PROBLEM REQUIREMENTS. Report how many lines contain "Personnes". The answer is a single number.

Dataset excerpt

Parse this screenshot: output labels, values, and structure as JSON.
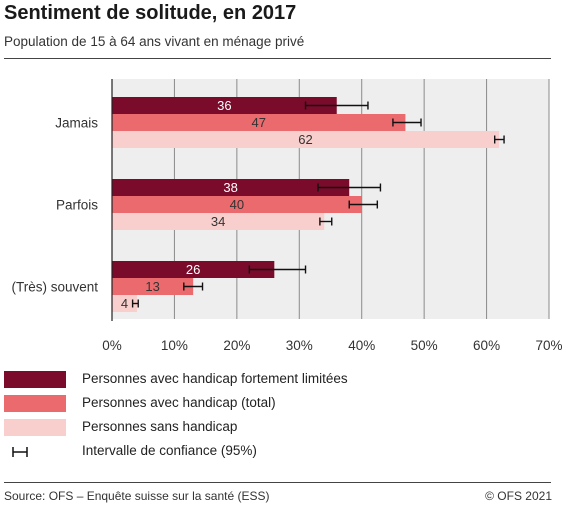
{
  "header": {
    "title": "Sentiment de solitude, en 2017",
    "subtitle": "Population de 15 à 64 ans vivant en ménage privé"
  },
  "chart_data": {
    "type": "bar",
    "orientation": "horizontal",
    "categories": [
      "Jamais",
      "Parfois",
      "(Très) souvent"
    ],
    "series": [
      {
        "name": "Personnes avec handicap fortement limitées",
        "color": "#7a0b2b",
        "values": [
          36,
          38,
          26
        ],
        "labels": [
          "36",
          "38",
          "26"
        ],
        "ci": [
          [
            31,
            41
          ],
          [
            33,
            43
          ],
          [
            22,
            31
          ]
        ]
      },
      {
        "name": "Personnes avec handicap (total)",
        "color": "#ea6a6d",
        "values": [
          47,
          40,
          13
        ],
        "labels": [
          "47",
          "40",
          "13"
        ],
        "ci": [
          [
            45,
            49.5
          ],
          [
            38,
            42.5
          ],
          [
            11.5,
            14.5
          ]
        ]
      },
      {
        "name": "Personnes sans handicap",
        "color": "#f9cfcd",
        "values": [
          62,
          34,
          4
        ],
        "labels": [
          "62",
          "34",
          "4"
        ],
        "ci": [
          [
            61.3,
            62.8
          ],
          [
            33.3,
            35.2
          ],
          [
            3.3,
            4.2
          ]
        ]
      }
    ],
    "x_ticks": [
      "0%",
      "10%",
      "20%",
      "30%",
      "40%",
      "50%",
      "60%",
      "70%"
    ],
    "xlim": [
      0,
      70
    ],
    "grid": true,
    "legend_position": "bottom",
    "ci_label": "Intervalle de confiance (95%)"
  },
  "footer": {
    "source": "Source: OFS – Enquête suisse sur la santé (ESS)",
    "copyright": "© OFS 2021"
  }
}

EXPECTED ANSWER. 3